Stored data
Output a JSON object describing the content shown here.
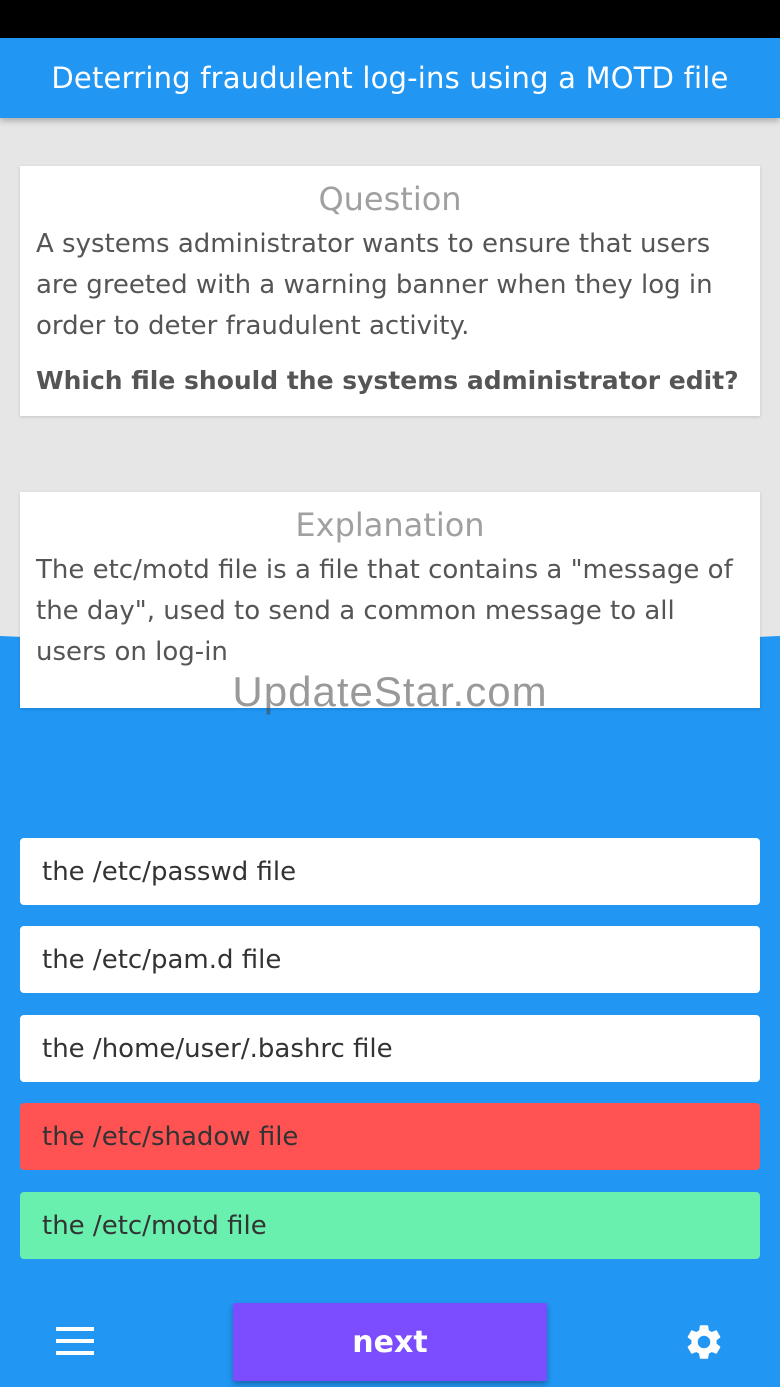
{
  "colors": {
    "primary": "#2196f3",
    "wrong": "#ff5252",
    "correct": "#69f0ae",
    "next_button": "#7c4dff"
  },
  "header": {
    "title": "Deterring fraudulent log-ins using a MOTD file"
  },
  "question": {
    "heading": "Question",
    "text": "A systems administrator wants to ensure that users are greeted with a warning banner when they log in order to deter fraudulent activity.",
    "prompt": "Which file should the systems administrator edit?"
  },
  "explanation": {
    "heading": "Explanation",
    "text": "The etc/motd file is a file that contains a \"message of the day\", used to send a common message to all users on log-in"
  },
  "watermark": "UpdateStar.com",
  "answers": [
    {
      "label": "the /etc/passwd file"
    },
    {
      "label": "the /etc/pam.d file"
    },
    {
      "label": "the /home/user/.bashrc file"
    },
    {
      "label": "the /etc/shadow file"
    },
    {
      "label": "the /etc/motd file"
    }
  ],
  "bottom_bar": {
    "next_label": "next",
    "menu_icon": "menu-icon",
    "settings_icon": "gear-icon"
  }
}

● WORK TO COMPLETE
Will you set down the records word for word while leaving out every picture?

● CORRECT RESPONSE
Output a JSON object describing the content shown here.
{
  "colors": {
    "primary": "#2196f3",
    "wrong": "#ff5252",
    "correct": "#69f0ae",
    "next_button": "#7c4dff"
  },
  "header": {
    "title": "Deterring fraudulent log-ins using a MOTD file"
  },
  "question": {
    "heading": "Question",
    "text": "A systems administrator wants to ensure that users are greeted with a warning banner when they log in order to deter fraudulent activity.",
    "prompt": "Which file should the systems administrator edit?"
  },
  "explanation": {
    "heading": "Explanation",
    "text": "The etc/motd file is a file that contains a \"message of the day\", used to send a common message to all users on log-in"
  },
  "watermark": "UpdateStar.com",
  "answers": [
    {
      "label": "the /etc/passwd file"
    },
    {
      "label": "the /etc/pam.d file"
    },
    {
      "label": "the /home/user/.bashrc file"
    },
    {
      "label": "the /etc/shadow file"
    },
    {
      "label": "the /etc/motd file"
    }
  ],
  "bottom_bar": {
    "next_label": "next",
    "menu_icon": "menu-icon",
    "settings_icon": "gear-icon"
  }
}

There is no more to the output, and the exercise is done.